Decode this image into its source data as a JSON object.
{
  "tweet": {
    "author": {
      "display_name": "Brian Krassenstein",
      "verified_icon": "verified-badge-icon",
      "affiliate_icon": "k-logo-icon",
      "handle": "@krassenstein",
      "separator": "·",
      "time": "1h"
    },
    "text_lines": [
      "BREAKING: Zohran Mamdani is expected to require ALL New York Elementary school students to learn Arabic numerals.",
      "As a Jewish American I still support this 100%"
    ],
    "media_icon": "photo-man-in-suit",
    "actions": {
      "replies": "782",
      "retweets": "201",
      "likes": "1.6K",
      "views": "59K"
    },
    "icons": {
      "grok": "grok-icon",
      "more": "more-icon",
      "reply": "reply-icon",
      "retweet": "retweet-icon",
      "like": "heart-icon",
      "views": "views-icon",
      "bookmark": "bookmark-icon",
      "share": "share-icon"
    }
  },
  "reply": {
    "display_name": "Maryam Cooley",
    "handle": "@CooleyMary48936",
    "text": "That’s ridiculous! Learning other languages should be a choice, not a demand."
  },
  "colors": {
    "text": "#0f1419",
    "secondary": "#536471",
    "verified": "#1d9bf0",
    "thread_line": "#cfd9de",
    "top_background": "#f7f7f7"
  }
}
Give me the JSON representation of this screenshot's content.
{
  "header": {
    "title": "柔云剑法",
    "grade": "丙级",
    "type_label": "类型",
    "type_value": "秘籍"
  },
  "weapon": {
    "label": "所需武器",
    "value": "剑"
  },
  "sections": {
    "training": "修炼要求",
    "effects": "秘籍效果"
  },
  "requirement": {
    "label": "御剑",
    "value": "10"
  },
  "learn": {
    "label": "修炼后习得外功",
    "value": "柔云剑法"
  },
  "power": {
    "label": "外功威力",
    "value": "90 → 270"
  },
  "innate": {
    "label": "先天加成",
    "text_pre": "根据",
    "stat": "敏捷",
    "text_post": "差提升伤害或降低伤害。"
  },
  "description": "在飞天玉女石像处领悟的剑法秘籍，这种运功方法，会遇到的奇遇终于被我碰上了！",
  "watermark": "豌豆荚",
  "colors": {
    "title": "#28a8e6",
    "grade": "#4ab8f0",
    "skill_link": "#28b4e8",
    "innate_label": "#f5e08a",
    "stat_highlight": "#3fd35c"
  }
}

* * *

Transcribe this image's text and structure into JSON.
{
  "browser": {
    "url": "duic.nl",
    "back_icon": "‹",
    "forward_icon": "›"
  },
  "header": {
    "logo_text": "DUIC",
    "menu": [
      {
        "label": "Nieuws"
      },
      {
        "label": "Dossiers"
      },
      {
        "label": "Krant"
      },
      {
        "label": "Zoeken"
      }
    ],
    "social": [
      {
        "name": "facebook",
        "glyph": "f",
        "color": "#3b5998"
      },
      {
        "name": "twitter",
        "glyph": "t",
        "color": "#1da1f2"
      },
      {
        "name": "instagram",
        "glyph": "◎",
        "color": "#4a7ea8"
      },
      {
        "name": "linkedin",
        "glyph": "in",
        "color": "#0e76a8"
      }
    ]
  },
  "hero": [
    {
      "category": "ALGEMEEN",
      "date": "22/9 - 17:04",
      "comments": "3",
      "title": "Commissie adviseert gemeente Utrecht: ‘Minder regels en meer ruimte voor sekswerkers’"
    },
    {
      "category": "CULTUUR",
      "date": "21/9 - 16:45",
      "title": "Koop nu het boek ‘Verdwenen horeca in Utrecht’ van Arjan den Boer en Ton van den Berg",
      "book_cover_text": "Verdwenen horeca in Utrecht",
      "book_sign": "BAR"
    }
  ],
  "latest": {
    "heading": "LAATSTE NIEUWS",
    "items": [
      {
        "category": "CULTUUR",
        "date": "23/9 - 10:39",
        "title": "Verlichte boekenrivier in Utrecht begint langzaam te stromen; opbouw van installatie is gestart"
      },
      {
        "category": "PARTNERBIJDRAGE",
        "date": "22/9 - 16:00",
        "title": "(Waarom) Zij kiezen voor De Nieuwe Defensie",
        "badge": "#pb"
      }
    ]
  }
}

YOUR INSTRUCTIONS
From the listing above, copy every line that holds the string "this".

FULL RESPONSE
Decode this image into its source data as a JSON object.
      "As a Jewish American I still support this 100%"
Give me the JSON representation of this screenshot's content.
Transcribe this image's text and structure into JSON.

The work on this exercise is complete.